=== Raw data ===

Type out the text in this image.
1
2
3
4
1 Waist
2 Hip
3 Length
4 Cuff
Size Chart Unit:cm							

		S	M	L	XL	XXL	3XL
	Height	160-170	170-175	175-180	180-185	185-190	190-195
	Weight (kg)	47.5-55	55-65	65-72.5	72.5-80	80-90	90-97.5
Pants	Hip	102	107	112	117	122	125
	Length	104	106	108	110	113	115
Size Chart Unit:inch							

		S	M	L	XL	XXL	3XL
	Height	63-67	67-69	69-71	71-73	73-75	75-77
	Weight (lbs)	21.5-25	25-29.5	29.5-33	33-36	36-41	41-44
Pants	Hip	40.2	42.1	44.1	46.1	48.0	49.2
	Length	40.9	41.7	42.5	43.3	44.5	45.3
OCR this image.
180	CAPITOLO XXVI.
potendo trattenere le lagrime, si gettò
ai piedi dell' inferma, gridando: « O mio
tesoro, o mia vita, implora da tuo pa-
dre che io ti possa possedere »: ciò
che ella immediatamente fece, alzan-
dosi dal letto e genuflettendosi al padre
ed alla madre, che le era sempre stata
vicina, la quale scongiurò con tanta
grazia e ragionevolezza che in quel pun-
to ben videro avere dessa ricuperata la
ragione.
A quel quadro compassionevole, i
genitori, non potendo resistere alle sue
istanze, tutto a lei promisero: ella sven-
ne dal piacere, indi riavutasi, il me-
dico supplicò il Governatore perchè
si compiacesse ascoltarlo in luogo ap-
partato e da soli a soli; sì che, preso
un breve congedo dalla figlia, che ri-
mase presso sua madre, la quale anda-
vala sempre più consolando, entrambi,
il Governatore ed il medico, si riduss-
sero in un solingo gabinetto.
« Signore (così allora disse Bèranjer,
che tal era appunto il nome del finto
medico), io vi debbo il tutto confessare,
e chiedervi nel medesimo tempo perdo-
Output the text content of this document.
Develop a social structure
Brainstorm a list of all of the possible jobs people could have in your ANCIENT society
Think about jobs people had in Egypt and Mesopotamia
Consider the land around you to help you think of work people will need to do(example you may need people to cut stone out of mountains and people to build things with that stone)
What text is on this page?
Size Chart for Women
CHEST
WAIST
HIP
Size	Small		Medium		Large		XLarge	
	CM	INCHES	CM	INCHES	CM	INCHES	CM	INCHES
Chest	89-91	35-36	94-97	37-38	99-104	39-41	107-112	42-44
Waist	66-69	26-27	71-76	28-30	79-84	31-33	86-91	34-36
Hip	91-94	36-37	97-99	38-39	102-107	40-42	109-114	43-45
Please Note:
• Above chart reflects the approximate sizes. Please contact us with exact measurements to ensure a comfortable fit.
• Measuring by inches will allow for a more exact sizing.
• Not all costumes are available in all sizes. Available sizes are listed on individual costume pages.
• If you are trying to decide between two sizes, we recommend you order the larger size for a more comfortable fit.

===

## Problem to work on
Copy out each line of the records that holds the string "Unit".

## Finished answer
Size Chart Unit:cm							
Size Chart Unit:inch							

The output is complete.